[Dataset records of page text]
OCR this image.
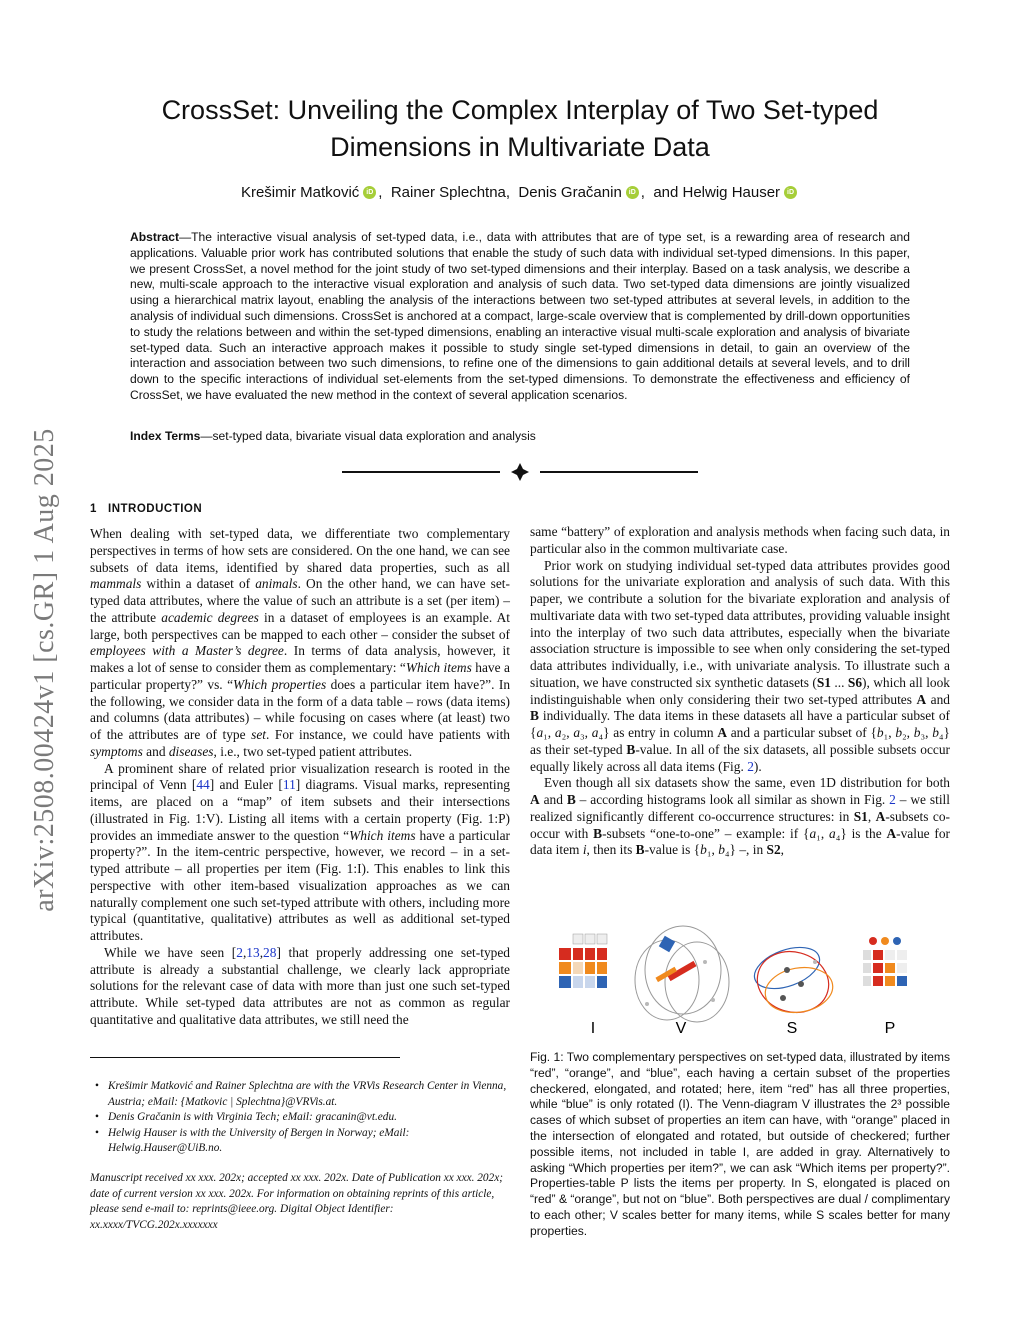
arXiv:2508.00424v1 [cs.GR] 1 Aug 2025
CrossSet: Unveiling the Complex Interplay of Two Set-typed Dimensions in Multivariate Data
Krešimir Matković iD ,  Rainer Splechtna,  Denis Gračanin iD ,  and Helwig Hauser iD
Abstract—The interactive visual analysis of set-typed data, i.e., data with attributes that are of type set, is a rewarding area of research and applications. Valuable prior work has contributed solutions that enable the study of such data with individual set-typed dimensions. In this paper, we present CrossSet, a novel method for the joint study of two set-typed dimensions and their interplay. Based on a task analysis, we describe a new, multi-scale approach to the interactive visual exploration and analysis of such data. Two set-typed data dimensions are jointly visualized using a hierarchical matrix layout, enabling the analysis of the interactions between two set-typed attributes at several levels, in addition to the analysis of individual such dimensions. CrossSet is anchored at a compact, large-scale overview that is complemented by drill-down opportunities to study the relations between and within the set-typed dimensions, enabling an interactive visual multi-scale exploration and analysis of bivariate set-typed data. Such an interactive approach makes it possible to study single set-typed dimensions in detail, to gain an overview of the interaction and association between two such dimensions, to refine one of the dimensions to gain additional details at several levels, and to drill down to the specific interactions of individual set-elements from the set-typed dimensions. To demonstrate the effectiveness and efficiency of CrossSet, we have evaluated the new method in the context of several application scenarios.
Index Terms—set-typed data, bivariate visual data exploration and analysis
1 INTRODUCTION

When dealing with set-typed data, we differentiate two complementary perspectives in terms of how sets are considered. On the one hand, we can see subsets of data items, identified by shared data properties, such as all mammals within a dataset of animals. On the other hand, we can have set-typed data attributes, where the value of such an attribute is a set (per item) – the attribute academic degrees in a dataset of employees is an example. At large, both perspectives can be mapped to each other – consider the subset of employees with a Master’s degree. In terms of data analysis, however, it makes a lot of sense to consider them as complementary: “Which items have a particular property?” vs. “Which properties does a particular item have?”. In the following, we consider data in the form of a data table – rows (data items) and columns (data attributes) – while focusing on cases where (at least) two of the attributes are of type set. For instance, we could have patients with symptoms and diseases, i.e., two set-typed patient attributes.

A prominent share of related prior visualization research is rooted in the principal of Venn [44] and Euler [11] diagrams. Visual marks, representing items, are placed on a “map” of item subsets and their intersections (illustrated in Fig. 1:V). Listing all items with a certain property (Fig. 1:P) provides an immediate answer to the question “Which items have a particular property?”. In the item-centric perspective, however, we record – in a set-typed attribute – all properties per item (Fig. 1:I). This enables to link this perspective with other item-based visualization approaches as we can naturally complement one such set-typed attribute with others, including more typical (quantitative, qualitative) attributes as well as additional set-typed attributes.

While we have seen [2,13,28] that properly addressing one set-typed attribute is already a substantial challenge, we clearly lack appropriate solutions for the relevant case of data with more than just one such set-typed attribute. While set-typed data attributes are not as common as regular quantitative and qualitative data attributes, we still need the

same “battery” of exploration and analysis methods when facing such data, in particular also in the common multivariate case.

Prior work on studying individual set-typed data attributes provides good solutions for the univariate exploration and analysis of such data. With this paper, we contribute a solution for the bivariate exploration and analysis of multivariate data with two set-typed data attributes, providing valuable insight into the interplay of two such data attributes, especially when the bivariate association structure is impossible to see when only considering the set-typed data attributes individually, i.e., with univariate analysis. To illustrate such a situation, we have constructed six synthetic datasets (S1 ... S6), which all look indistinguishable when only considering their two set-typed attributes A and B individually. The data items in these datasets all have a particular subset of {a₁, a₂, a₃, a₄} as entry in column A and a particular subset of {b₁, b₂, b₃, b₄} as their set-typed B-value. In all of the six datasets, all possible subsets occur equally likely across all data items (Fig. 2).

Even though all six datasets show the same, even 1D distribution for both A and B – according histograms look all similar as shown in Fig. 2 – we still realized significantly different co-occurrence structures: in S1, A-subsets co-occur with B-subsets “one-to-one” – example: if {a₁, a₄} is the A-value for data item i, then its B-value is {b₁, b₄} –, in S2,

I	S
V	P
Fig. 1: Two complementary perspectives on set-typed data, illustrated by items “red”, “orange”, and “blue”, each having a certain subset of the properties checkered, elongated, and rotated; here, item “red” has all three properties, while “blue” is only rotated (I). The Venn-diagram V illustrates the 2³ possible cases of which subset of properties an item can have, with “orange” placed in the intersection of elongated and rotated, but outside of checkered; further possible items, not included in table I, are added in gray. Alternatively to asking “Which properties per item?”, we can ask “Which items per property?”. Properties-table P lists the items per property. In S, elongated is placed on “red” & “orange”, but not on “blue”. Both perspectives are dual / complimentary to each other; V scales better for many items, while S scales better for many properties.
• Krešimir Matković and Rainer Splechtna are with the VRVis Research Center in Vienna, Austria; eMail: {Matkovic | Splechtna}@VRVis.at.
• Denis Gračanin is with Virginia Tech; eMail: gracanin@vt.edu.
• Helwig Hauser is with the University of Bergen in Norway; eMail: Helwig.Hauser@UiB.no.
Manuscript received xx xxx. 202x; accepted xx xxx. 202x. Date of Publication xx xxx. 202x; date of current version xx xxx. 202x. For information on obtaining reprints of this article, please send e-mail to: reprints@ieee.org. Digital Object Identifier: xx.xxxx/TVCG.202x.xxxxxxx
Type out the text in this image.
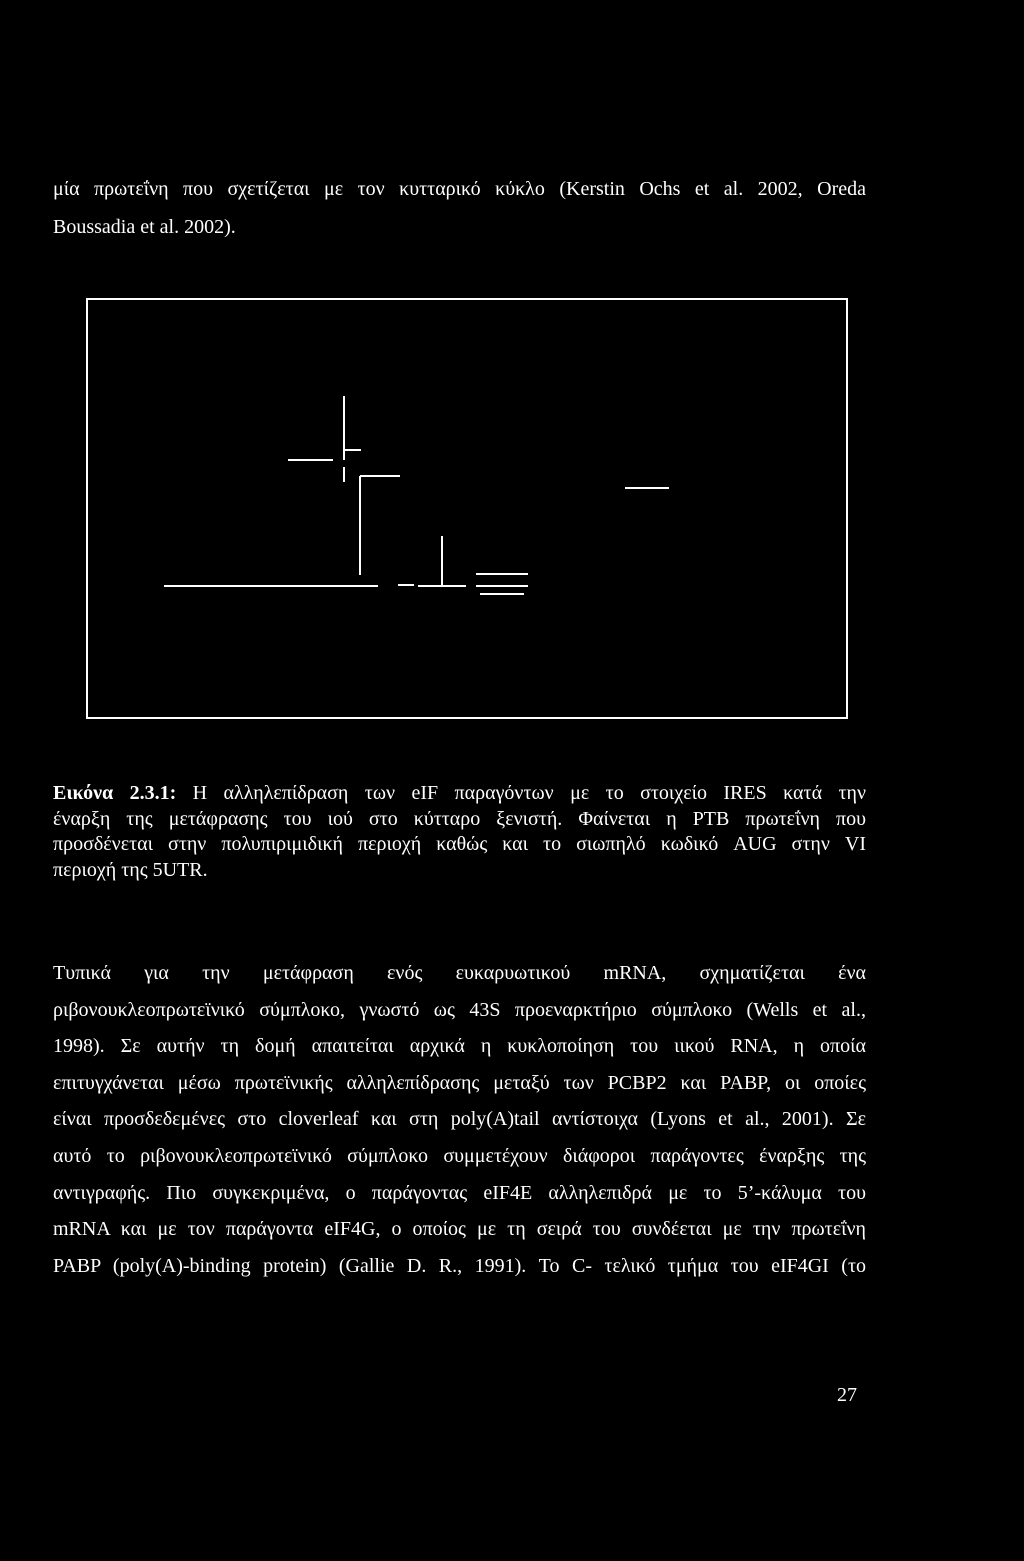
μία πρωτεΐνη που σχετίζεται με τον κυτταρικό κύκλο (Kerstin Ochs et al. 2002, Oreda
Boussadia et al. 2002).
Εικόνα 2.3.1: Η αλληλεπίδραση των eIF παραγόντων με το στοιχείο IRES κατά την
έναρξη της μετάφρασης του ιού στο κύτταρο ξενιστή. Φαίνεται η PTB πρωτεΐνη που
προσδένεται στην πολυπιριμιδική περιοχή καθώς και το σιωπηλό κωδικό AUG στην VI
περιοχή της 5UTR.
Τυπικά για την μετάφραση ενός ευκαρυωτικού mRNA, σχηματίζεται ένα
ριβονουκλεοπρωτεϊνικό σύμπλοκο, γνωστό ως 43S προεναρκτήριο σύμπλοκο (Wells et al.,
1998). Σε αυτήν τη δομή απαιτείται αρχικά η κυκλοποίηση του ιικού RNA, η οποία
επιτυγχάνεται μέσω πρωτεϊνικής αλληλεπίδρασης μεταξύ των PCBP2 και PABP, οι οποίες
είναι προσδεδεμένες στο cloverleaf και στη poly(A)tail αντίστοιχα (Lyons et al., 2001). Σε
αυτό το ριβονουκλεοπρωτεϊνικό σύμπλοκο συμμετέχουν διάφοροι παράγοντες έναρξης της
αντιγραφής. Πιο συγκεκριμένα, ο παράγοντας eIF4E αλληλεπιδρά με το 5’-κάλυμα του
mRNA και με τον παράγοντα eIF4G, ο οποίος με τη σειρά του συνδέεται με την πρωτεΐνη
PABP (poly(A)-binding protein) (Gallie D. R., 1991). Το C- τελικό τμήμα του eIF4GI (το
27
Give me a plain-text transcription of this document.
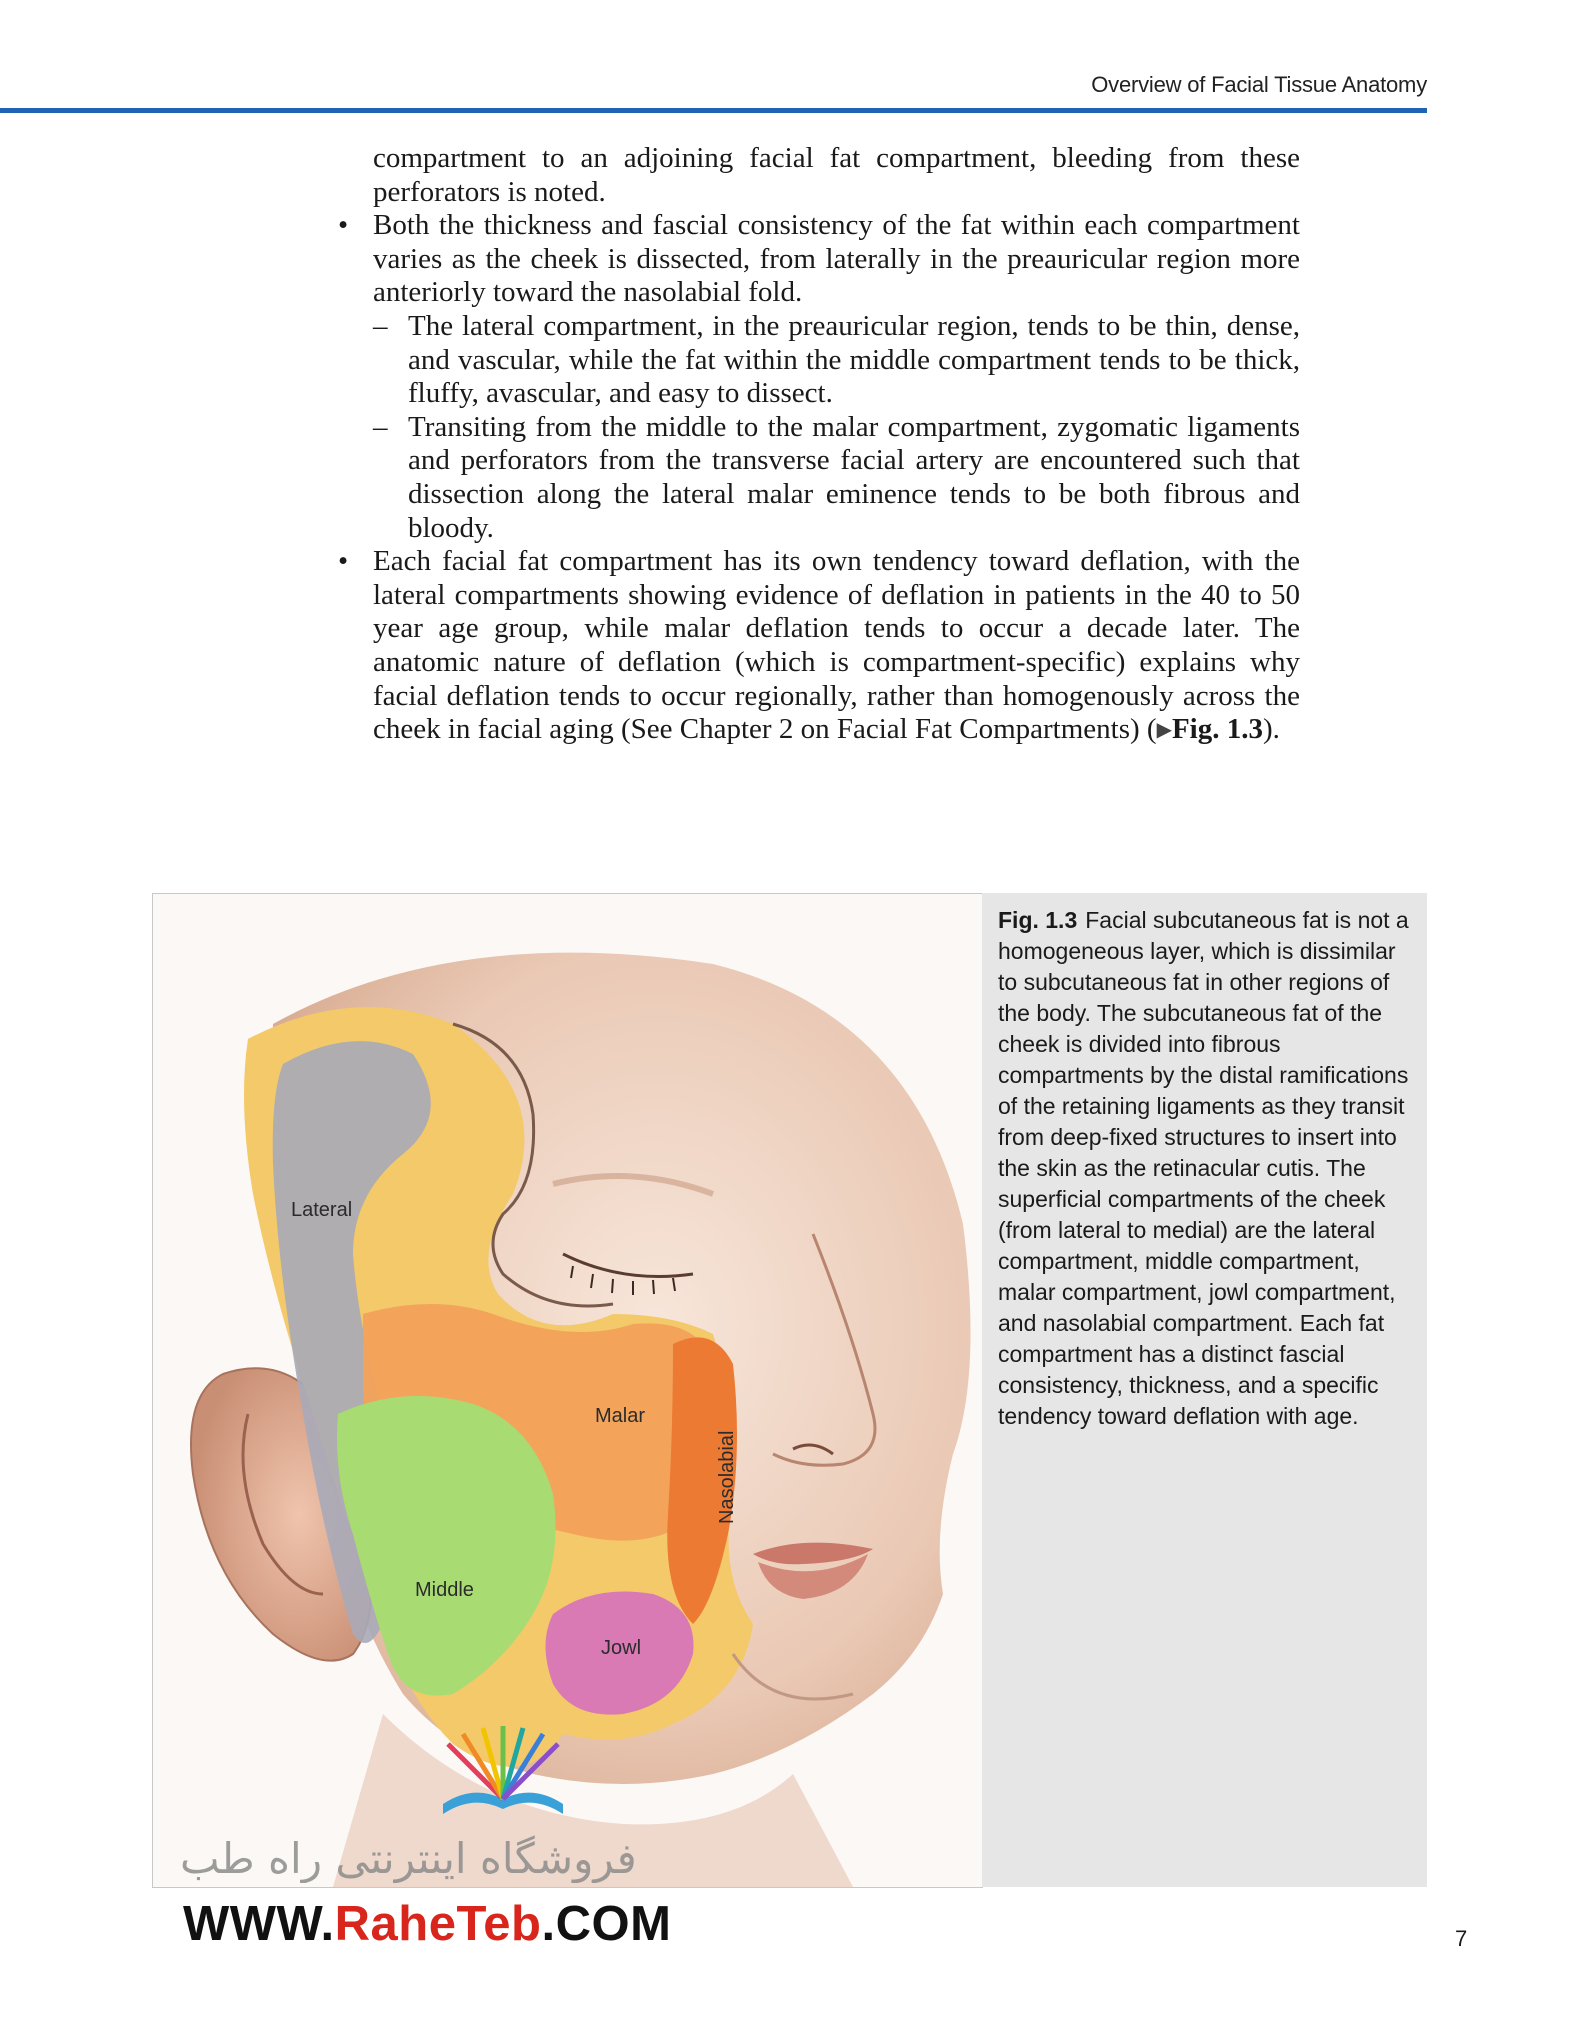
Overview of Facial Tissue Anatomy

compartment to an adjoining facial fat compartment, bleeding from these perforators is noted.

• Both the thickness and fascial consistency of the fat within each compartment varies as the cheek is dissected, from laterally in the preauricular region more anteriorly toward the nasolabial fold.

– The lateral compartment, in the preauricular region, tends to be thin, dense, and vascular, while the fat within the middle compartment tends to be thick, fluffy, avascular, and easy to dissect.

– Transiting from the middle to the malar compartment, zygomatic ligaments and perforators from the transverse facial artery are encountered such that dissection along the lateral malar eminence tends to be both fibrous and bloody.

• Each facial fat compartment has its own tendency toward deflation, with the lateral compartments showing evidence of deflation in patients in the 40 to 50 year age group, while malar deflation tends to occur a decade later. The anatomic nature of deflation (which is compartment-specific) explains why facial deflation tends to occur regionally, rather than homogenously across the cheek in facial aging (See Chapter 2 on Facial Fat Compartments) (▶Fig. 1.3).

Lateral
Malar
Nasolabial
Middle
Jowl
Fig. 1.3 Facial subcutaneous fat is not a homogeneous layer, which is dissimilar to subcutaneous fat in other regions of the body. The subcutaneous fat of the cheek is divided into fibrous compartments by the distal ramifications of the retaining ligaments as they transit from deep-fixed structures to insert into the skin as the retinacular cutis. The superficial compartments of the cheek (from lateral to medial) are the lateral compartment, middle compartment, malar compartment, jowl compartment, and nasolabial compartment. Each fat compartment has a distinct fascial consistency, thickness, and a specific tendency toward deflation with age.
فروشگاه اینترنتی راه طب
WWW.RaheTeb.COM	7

Task statement:
Go line by line through the data and copy any that contain "Matković".

Response:
Krešimir Matković iD ,  Rainer Splechtna,  Denis Gračanin iD ,  and Helwig Hauser iD
• Krešimir Matković and Rainer Splechtna are with the VRVis Research Center in Vienna, Austria; eMail: {Matkovic | Splechtna}@VRVis.at.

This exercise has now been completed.